DATA LINES
____

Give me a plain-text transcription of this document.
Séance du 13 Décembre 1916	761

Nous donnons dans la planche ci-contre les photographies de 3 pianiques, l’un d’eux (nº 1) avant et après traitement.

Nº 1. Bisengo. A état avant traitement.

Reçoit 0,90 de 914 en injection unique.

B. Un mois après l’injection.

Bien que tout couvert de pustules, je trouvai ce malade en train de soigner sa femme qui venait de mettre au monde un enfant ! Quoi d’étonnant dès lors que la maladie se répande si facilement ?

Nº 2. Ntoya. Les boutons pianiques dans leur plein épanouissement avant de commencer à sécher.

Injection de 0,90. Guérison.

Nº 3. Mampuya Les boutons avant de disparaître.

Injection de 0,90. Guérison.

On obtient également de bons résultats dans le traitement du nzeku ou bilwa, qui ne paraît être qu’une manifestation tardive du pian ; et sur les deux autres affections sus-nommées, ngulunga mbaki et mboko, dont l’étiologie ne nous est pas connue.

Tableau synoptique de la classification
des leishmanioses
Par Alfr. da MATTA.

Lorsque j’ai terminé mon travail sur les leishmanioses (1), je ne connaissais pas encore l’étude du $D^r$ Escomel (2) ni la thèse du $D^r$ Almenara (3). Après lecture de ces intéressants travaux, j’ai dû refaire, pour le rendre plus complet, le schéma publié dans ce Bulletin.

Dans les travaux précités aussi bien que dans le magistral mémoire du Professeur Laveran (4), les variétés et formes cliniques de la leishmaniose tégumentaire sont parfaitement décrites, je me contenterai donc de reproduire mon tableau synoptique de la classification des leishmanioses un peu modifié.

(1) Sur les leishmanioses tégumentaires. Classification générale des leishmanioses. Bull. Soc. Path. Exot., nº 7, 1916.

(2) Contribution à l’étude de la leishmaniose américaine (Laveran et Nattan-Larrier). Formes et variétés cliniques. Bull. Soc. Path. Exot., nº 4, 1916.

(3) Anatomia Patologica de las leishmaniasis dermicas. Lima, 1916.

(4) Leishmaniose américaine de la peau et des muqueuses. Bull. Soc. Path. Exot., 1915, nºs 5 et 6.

____

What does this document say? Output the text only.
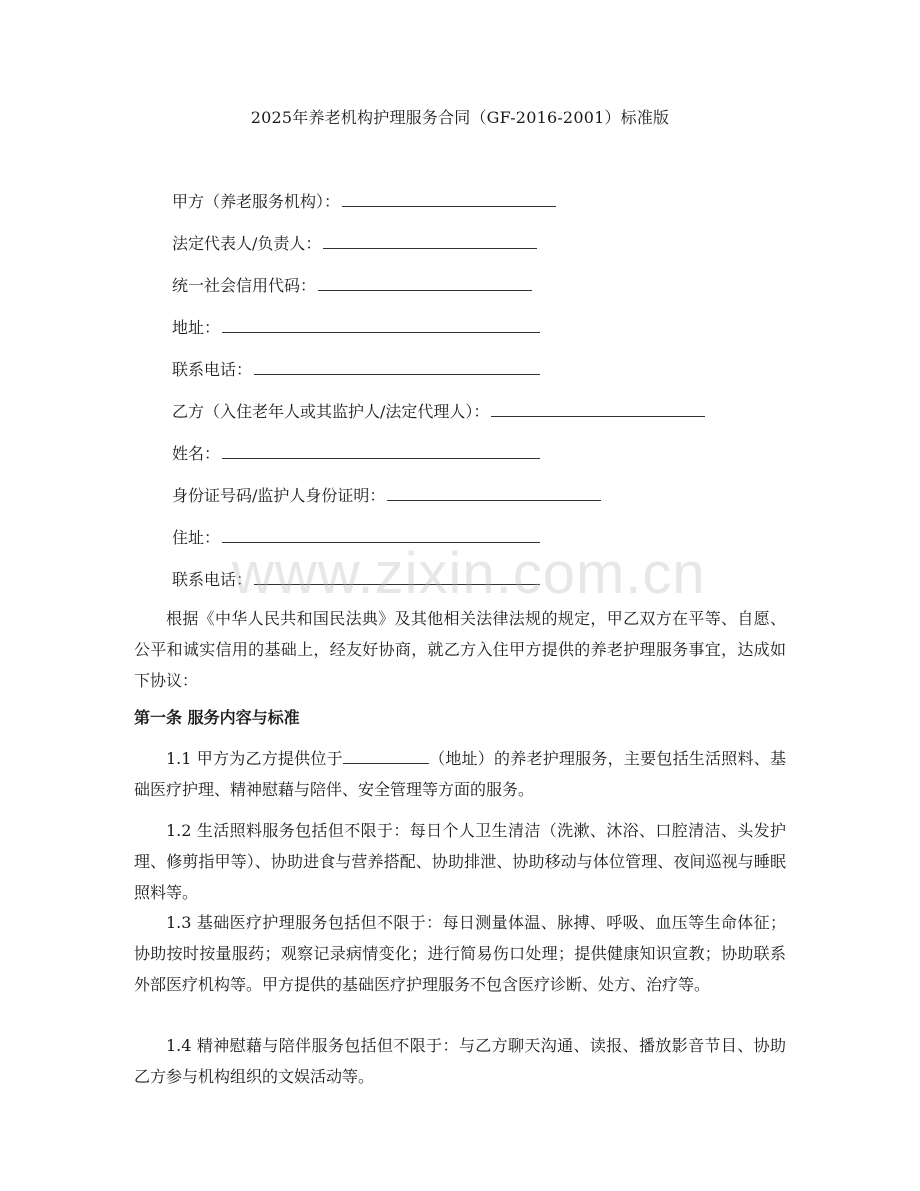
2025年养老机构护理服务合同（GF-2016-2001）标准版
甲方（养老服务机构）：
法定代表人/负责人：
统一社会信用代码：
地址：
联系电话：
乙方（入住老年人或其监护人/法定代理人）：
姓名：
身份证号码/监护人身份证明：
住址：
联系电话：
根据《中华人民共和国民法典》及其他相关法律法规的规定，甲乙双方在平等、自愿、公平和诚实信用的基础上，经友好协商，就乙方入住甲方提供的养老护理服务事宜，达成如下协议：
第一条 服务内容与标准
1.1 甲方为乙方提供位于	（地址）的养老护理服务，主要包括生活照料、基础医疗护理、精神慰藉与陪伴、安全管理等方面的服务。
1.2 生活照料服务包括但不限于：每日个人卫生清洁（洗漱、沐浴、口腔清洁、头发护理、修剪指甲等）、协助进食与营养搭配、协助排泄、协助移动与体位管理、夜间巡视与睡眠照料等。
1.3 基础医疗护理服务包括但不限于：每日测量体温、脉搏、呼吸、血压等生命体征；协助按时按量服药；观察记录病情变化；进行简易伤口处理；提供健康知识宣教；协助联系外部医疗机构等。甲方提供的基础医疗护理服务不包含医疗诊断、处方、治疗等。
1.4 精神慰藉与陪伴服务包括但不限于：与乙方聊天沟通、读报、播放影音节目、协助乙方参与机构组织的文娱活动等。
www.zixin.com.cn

____

TO BE DONE
Pick out the lines that include the word "pianiques" and write them out.

TASK RESULT
Nous donnons dans la planche ci-contre les photographies de 3 pianiques, l’un d’eux (nº 1) avant et après traitement.
Nº 2. Ntoya. Les boutons pianiques dans leur plein épanouissement avant de commencer à sécher.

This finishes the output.